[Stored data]
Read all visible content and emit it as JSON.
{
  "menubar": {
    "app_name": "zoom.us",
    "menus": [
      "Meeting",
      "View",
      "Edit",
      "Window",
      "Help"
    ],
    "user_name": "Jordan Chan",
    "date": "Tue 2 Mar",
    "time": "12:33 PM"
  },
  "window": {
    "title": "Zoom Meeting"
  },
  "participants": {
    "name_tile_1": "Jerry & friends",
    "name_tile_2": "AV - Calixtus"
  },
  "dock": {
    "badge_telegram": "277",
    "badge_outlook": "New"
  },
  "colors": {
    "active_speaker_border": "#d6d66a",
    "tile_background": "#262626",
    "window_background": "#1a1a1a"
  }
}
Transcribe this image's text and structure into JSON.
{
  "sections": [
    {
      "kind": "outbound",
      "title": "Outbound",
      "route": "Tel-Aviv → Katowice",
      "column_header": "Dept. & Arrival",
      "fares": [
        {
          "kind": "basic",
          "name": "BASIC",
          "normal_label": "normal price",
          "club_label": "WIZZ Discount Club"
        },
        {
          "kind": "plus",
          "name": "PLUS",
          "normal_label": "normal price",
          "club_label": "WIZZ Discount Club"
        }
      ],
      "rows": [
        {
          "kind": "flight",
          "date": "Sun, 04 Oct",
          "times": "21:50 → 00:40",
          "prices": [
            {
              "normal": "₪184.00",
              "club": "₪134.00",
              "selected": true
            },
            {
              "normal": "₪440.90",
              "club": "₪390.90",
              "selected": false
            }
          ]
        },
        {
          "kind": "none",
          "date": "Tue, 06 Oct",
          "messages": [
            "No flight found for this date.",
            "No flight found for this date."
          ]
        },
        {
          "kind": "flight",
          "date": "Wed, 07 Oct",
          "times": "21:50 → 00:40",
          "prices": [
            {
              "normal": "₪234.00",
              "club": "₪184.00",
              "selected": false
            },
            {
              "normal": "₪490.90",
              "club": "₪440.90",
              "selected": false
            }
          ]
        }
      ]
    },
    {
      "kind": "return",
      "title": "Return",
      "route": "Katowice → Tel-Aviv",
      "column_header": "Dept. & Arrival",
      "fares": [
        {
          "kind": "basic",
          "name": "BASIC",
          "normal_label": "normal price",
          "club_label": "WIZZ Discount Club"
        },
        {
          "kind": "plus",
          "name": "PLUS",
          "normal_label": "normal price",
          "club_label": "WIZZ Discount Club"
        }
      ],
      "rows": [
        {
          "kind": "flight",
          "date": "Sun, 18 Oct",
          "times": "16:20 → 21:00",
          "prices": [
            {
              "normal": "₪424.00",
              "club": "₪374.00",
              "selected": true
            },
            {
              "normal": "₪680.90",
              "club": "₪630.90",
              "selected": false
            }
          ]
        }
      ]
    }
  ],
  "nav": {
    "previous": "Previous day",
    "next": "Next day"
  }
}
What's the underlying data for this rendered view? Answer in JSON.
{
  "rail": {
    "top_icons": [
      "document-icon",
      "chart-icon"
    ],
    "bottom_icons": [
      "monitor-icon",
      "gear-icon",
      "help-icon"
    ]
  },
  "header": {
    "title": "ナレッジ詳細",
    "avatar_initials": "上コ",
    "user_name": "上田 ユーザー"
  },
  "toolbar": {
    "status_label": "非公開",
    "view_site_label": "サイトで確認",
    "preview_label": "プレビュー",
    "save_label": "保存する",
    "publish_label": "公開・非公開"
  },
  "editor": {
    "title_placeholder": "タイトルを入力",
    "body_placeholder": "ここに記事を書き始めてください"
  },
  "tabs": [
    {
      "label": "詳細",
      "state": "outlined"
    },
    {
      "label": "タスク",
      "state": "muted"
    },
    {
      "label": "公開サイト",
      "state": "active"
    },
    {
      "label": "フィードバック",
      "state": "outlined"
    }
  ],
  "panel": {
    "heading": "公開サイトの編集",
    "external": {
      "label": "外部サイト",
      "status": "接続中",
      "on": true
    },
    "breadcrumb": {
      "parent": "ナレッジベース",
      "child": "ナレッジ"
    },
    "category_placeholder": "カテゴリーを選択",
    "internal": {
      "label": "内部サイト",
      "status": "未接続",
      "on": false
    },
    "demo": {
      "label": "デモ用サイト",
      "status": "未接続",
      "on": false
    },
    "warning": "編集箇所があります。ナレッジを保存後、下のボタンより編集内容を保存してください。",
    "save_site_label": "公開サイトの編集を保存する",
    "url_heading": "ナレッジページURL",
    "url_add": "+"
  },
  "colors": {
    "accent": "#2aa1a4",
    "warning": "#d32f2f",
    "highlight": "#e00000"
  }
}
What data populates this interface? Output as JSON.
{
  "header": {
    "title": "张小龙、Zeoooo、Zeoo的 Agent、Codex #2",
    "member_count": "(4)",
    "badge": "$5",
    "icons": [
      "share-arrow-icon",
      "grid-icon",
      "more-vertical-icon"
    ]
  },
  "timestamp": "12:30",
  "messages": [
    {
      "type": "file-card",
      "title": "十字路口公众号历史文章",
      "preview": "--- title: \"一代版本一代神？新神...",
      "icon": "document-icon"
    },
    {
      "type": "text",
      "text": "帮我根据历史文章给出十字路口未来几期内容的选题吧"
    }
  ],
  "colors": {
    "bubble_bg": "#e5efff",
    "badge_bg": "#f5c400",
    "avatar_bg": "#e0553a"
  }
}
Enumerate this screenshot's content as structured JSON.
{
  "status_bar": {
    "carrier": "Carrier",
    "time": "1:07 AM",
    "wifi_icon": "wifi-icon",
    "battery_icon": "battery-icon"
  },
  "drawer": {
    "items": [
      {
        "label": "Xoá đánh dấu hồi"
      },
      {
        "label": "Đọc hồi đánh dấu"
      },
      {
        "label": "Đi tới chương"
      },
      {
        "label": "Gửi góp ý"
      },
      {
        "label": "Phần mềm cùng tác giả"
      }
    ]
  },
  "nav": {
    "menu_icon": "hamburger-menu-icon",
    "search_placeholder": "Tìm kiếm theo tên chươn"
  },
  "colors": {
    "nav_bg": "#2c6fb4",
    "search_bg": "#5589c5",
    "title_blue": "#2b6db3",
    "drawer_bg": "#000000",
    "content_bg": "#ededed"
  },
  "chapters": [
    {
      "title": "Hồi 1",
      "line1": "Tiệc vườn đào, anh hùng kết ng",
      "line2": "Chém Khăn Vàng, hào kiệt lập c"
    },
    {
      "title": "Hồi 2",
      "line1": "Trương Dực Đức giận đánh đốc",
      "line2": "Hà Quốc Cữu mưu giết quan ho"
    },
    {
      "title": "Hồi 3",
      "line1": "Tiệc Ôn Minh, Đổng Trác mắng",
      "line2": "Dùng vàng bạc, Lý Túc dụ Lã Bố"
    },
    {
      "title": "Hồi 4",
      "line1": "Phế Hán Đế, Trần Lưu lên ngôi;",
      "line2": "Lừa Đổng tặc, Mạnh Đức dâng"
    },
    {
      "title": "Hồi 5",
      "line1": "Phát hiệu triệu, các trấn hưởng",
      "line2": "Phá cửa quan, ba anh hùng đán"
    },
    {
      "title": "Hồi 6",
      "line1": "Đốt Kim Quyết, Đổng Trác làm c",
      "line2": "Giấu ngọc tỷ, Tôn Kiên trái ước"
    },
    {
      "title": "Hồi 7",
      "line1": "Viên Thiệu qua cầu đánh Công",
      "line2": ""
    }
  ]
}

— DIRECTIONS —
Every line above should be printed again exactly as it stands.

— FINAL RESULT —
Read all visible content and emit it as JSON.
{
  "menubar": {
    "app_name": "zoom.us",
    "menus": [
      "Meeting",
      "View",
      "Edit",
      "Window",
      "Help"
    ],
    "user_name": "Jordan Chan",
    "date": "Tue 2 Mar",
    "time": "12:33 PM"
  },
  "window": {
    "title": "Zoom Meeting"
  },
  "participants": {
    "name_tile_1": "Jerry & friends",
    "name_tile_2": "AV - Calixtus"
  },
  "dock": {
    "badge_telegram": "277",
    "badge_outlook": "New"
  },
  "colors": {
    "active_speaker_border": "#d6d66a",
    "tile_background": "#262626",
    "window_background": "#1a1a1a"
  }
}
Transcribe this image's text and structure into JSON.
{
  "sections": [
    {
      "kind": "outbound",
      "title": "Outbound",
      "route": "Tel-Aviv → Katowice",
      "column_header": "Dept. & Arrival",
      "fares": [
        {
          "kind": "basic",
          "name": "BASIC",
          "normal_label": "normal price",
          "club_label": "WIZZ Discount Club"
        },
        {
          "kind": "plus",
          "name": "PLUS",
          "normal_label": "normal price",
          "club_label": "WIZZ Discount Club"
        }
      ],
      "rows": [
        {
          "kind": "flight",
          "date": "Sun, 04 Oct",
          "times": "21:50 → 00:40",
          "prices": [
            {
              "normal": "₪184.00",
              "club": "₪134.00",
              "selected": true
            },
            {
              "normal": "₪440.90",
              "club": "₪390.90",
              "selected": false
            }
          ]
        },
        {
          "kind": "none",
          "date": "Tue, 06 Oct",
          "messages": [
            "No flight found for this date.",
            "No flight found for this date."
          ]
        },
        {
          "kind": "flight",
          "date": "Wed, 07 Oct",
          "times": "21:50 → 00:40",
          "prices": [
            {
              "normal": "₪234.00",
              "club": "₪184.00",
              "selected": false
            },
            {
              "normal": "₪490.90",
              "club": "₪440.90",
              "selected": false
            }
          ]
        }
      ]
    },
    {
      "kind": "return",
      "title": "Return",
      "route": "Katowice → Tel-Aviv",
      "column_header": "Dept. & Arrival",
      "fares": [
        {
          "kind": "basic",
          "name": "BASIC",
          "normal_label": "normal price",
          "club_label": "WIZZ Discount Club"
        },
        {
          "kind": "plus",
          "name": "PLUS",
          "normal_label": "normal price",
          "club_label": "WIZZ Discount Club"
        }
      ],
      "rows": [
        {
          "kind": "flight",
          "date": "Sun, 18 Oct",
          "times": "16:20 → 21:00",
          "prices": [
            {
              "normal": "₪424.00",
              "club": "₪374.00",
              "selected": true
            },
            {
              "normal": "₪680.90",
              "club": "₪630.90",
              "selected": false
            }
          ]
        }
      ]
    }
  ],
  "nav": {
    "previous": "Previous day",
    "next": "Next day"
  }
}
What's the underlying data for this rendered view? Answer in JSON.
{
  "rail": {
    "top_icons": [
      "document-icon",
      "chart-icon"
    ],
    "bottom_icons": [
      "monitor-icon",
      "gear-icon",
      "help-icon"
    ]
  },
  "header": {
    "title": "ナレッジ詳細",
    "avatar_initials": "上コ",
    "user_name": "上田 ユーザー"
  },
  "toolbar": {
    "status_label": "非公開",
    "view_site_label": "サイトで確認",
    "preview_label": "プレビュー",
    "save_label": "保存する",
    "publish_label": "公開・非公開"
  },
  "editor": {
    "title_placeholder": "タイトルを入力",
    "body_placeholder": "ここに記事を書き始めてください"
  },
  "tabs": [
    {
      "label": "詳細",
      "state": "outlined"
    },
    {
      "label": "タスク",
      "state": "muted"
    },
    {
      "label": "公開サイト",
      "state": "active"
    },
    {
      "label": "フィードバック",
      "state": "outlined"
    }
  ],
  "panel": {
    "heading": "公開サイトの編集",
    "external": {
      "label": "外部サイト",
      "status": "接続中",
      "on": true
    },
    "breadcrumb": {
      "parent": "ナレッジベース",
      "child": "ナレッジ"
    },
    "category_placeholder": "カテゴリーを選択",
    "internal": {
      "label": "内部サイト",
      "status": "未接続",
      "on": false
    },
    "demo": {
      "label": "デモ用サイト",
      "status": "未接続",
      "on": false
    },
    "warning": "編集箇所があります。ナレッジを保存後、下のボタンより編集内容を保存してください。",
    "save_site_label": "公開サイトの編集を保存する",
    "url_heading": "ナレッジページURL",
    "url_add": "+"
  },
  "colors": {
    "accent": "#2aa1a4",
    "warning": "#d32f2f",
    "highlight": "#e00000"
  }
}
What data populates this interface? Output as JSON.
{
  "header": {
    "title": "张小龙、Zeoooo、Zeoo的 Agent、Codex #2",
    "member_count": "(4)",
    "badge": "$5",
    "icons": [
      "share-arrow-icon",
      "grid-icon",
      "more-vertical-icon"
    ]
  },
  "timestamp": "12:30",
  "messages": [
    {
      "type": "file-card",
      "title": "十字路口公众号历史文章",
      "preview": "--- title: \"一代版本一代神？新神...",
      "icon": "document-icon"
    },
    {
      "type": "text",
      "text": "帮我根据历史文章给出十字路口未来几期内容的选题吧"
    }
  ],
  "colors": {
    "bubble_bg": "#e5efff",
    "badge_bg": "#f5c400",
    "avatar_bg": "#e0553a"
  }
}
Enumerate this screenshot's content as structured JSON.
{
  "status_bar": {
    "carrier": "Carrier",
    "time": "1:07 AM",
    "wifi_icon": "wifi-icon",
    "battery_icon": "battery-icon"
  },
  "drawer": {
    "items": [
      {
        "label": "Xoá đánh dấu hồi"
      },
      {
        "label": "Đọc hồi đánh dấu"
      },
      {
        "label": "Đi tới chương"
      },
      {
        "label": "Gửi góp ý"
      },
      {
        "label": "Phần mềm cùng tác giả"
      }
    ]
  },
  "nav": {
    "menu_icon": "hamburger-menu-icon",
    "search_placeholder": "Tìm kiếm theo tên chươn"
  },
  "colors": {
    "nav_bg": "#2c6fb4",
    "search_bg": "#5589c5",
    "title_blue": "#2b6db3",
    "drawer_bg": "#000000",
    "content_bg": "#ededed"
  },
  "chapters": [
    {
      "title": "Hồi 1",
      "line1": "Tiệc vườn đào, anh hùng kết ng",
      "line2": "Chém Khăn Vàng, hào kiệt lập c"
    },
    {
      "title": "Hồi 2",
      "line1": "Trương Dực Đức giận đánh đốc",
      "line2": "Hà Quốc Cữu mưu giết quan ho"
    },
    {
      "title": "Hồi 3",
      "line1": "Tiệc Ôn Minh, Đổng Trác mắng",
      "line2": "Dùng vàng bạc, Lý Túc dụ Lã Bố"
    },
    {
      "title": "Hồi 4",
      "line1": "Phế Hán Đế, Trần Lưu lên ngôi;",
      "line2": "Lừa Đổng tặc, Mạnh Đức dâng"
    },
    {
      "title": "Hồi 5",
      "line1": "Phát hiệu triệu, các trấn hưởng",
      "line2": "Phá cửa quan, ba anh hùng đán"
    },
    {
      "title": "Hồi 6",
      "line1": "Đốt Kim Quyết, Đổng Trác làm c",
      "line2": "Giấu ngọc tỷ, Tôn Kiên trái ước"
    },
    {
      "title": "Hồi 7",
      "line1": "Viên Thiệu qua cầu đánh Công",
      "line2": ""
    }
  ]
}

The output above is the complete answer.